Set exercise: Return all of the data exactly as given.

########################################

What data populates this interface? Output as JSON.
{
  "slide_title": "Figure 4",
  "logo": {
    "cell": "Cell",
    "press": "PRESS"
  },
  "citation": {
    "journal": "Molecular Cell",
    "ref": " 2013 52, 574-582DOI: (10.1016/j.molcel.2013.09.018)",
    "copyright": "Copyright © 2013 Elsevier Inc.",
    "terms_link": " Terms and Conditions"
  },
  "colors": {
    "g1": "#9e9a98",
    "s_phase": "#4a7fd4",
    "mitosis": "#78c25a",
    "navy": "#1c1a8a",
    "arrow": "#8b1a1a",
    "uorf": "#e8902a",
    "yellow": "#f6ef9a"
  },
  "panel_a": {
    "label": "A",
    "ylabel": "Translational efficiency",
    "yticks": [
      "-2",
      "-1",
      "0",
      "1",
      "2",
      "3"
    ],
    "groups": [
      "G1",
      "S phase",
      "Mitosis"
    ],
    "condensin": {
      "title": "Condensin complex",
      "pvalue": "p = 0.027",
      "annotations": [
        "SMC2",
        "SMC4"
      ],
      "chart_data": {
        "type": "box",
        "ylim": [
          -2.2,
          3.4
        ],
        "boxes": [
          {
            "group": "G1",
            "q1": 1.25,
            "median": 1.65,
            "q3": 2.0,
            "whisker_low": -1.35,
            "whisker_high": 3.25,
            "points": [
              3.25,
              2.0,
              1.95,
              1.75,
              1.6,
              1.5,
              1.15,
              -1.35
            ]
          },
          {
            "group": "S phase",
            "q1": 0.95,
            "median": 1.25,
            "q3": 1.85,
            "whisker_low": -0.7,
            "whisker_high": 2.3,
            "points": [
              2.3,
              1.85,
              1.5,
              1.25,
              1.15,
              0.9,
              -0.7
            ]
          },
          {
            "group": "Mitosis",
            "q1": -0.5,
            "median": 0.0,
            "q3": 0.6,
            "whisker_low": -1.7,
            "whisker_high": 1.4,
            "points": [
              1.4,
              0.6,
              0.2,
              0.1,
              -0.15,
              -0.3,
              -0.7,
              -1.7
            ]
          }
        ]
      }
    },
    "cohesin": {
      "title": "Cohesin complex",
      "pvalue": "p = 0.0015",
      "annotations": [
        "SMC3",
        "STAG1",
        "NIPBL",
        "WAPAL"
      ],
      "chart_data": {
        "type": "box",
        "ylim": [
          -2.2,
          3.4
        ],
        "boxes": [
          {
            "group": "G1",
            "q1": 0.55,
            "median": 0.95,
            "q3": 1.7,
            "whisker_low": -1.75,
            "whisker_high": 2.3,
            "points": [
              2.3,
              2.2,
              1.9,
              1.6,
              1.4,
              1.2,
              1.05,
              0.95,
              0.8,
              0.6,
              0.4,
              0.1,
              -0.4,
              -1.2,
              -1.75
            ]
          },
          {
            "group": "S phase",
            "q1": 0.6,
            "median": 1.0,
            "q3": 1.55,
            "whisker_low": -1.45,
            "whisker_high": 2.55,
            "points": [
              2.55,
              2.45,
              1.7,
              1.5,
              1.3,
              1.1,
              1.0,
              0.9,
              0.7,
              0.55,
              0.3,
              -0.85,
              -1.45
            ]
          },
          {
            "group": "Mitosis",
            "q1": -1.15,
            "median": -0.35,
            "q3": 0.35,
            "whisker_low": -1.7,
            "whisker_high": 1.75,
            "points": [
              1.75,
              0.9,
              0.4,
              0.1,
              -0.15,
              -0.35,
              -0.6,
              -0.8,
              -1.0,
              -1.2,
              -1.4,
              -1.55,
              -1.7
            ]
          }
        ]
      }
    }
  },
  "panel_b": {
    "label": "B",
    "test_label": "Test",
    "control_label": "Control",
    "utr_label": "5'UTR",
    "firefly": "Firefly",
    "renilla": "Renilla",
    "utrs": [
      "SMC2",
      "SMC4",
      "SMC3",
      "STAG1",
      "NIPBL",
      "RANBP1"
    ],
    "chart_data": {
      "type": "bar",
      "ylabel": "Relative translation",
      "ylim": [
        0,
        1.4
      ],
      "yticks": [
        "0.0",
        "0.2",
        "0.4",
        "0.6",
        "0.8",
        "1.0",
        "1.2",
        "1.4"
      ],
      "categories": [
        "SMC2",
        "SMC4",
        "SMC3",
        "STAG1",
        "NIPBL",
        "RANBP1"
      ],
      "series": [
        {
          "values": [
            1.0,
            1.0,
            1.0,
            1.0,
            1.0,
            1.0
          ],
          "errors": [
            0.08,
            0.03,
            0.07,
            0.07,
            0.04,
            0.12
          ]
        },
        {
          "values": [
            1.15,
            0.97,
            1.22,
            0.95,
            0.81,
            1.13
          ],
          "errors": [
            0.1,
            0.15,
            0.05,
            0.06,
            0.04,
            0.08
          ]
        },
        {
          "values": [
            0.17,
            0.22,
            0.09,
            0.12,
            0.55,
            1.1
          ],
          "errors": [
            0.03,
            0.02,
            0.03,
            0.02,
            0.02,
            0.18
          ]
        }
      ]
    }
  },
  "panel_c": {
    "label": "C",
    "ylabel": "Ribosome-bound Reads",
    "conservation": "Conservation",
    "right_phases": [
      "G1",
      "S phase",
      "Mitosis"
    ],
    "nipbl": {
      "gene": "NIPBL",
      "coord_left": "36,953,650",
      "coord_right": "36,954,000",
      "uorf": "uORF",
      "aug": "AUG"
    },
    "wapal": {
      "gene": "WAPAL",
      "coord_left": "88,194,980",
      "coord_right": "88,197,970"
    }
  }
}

########################################

Result of the task:
What data populates this interface? Output as JSON.
{
  "slide_title": "Figure 4",
  "logo": {
    "cell": "Cell",
    "press": "PRESS"
  },
  "citation": {
    "journal": "Molecular Cell",
    "ref": " 2013 52, 574-582DOI: (10.1016/j.molcel.2013.09.018)",
    "copyright": "Copyright © 2013 Elsevier Inc.",
    "terms_link": " Terms and Conditions"
  },
  "colors": {
    "g1": "#9e9a98",
    "s_phase": "#4a7fd4",
    "mitosis": "#78c25a",
    "navy": "#1c1a8a",
    "arrow": "#8b1a1a",
    "uorf": "#e8902a",
    "yellow": "#f6ef9a"
  },
  "panel_a": {
    "label": "A",
    "ylabel": "Translational efficiency",
    "yticks": [
      "-2",
      "-1",
      "0",
      "1",
      "2",
      "3"
    ],
    "groups": [
      "G1",
      "S phase",
      "Mitosis"
    ],
    "condensin": {
      "title": "Condensin complex",
      "pvalue": "p = 0.027",
      "annotations": [
        "SMC2",
        "SMC4"
      ],
      "chart_data": {
        "type": "box",
        "ylim": [
          -2.2,
          3.4
        ],
        "boxes": [
          {
            "group": "G1",
            "q1": 1.25,
            "median": 1.65,
            "q3": 2.0,
            "whisker_low": -1.35,
            "whisker_high": 3.25,
            "points": [
              3.25,
              2.0,
              1.95,
              1.75,
              1.6,
              1.5,
              1.15,
              -1.35
            ]
          },
          {
            "group": "S phase",
            "q1": 0.95,
            "median": 1.25,
            "q3": 1.85,
            "whisker_low": -0.7,
            "whisker_high": 2.3,
            "points": [
              2.3,
              1.85,
              1.5,
              1.25,
              1.15,
              0.9,
              -0.7
            ]
          },
          {
            "group": "Mitosis",
            "q1": -0.5,
            "median": 0.0,
            "q3": 0.6,
            "whisker_low": -1.7,
            "whisker_high": 1.4,
            "points": [
              1.4,
              0.6,
              0.2,
              0.1,
              -0.15,
              -0.3,
              -0.7,
              -1.7
            ]
          }
        ]
      }
    },
    "cohesin": {
      "title": "Cohesin complex",
      "pvalue": "p = 0.0015",
      "annotations": [
        "SMC3",
        "STAG1",
        "NIPBL",
        "WAPAL"
      ],
      "chart_data": {
        "type": "box",
        "ylim": [
          -2.2,
          3.4
        ],
        "boxes": [
          {
            "group": "G1",
            "q1": 0.55,
            "median": 0.95,
            "q3": 1.7,
            "whisker_low": -1.75,
            "whisker_high": 2.3,
            "points": [
              2.3,
              2.2,
              1.9,
              1.6,
              1.4,
              1.2,
              1.05,
              0.95,
              0.8,
              0.6,
              0.4,
              0.1,
              -0.4,
              -1.2,
              -1.75
            ]
          },
          {
            "group": "S phase",
            "q1": 0.6,
            "median": 1.0,
            "q3": 1.55,
            "whisker_low": -1.45,
            "whisker_high": 2.55,
            "points": [
              2.55,
              2.45,
              1.7,
              1.5,
              1.3,
              1.1,
              1.0,
              0.9,
              0.7,
              0.55,
              0.3,
              -0.85,
              -1.45
            ]
          },
          {
            "group": "Mitosis",
            "q1": -1.15,
            "median": -0.35,
            "q3": 0.35,
            "whisker_low": -1.7,
            "whisker_high": 1.75,
            "points": [
              1.75,
              0.9,
              0.4,
              0.1,
              -0.15,
              -0.35,
              -0.6,
              -0.8,
              -1.0,
              -1.2,
              -1.4,
              -1.55,
              -1.7
            ]
          }
        ]
      }
    }
  },
  "panel_b": {
    "label": "B",
    "test_label": "Test",
    "control_label": "Control",
    "utr_label": "5'UTR",
    "firefly": "Firefly",
    "renilla": "Renilla",
    "utrs": [
      "SMC2",
      "SMC4",
      "SMC3",
      "STAG1",
      "NIPBL",
      "RANBP1"
    ],
    "chart_data": {
      "type": "bar",
      "ylabel": "Relative translation",
      "ylim": [
        0,
        1.4
      ],
      "yticks": [
        "0.0",
        "0.2",
        "0.4",
        "0.6",
        "0.8",
        "1.0",
        "1.2",
        "1.4"
      ],
      "categories": [
        "SMC2",
        "SMC4",
        "SMC3",
        "STAG1",
        "NIPBL",
        "RANBP1"
      ],
      "series": [
        {
          "values": [
            1.0,
            1.0,
            1.0,
            1.0,
            1.0,
            1.0
          ],
          "errors": [
            0.08,
            0.03,
            0.07,
            0.07,
            0.04,
            0.12
          ]
        },
        {
          "values": [
            1.15,
            0.97,
            1.22,
            0.95,
            0.81,
            1.13
          ],
          "errors": [
            0.1,
            0.15,
            0.05,
            0.06,
            0.04,
            0.08
          ]
        },
        {
          "values": [
            0.17,
            0.22,
            0.09,
            0.12,
            0.55,
            1.1
          ],
          "errors": [
            0.03,
            0.02,
            0.03,
            0.02,
            0.02,
            0.18
          ]
        }
      ]
    }
  },
  "panel_c": {
    "label": "C",
    "ylabel": "Ribosome-bound Reads",
    "conservation": "Conservation",
    "right_phases": [
      "G1",
      "S phase",
      "Mitosis"
    ],
    "nipbl": {
      "gene": "NIPBL",
      "coord_left": "36,953,650",
      "coord_right": "36,954,000",
      "uorf": "uORF",
      "aug": "AUG"
    },
    "wapal": {
      "gene": "WAPAL",
      "coord_left": "88,194,980",
      "coord_right": "88,197,970"
    }
  }
}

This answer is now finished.